■ **Do this**
Each line containing the word "предельного" should be found and copied.

Start Provided material

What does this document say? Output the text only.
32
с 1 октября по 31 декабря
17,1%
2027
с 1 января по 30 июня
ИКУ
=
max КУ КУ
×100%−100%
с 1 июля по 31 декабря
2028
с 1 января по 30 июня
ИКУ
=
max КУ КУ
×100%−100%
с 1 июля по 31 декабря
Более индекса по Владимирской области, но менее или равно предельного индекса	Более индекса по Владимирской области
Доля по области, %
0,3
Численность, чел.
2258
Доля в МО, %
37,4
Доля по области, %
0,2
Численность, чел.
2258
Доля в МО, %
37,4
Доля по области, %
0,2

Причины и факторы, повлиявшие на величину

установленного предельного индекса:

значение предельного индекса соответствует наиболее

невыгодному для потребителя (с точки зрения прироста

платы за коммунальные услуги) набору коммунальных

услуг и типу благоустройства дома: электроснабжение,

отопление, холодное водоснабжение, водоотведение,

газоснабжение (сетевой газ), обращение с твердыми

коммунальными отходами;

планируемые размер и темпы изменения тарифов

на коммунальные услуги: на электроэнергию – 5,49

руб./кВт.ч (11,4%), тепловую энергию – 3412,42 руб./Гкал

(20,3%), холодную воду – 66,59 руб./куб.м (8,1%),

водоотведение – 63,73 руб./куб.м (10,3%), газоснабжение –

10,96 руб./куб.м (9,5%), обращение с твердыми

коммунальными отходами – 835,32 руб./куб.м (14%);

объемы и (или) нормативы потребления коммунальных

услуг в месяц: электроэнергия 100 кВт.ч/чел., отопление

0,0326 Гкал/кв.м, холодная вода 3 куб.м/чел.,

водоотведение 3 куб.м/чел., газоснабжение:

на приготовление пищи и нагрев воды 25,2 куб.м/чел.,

End Provided material

■ **Exercise output**
Более индекса по Владимирской области, но менее или равно предельного индекса	Более индекса по Владимирской области
установленного предельного индекса:
значение предельного индекса соответствует наиболее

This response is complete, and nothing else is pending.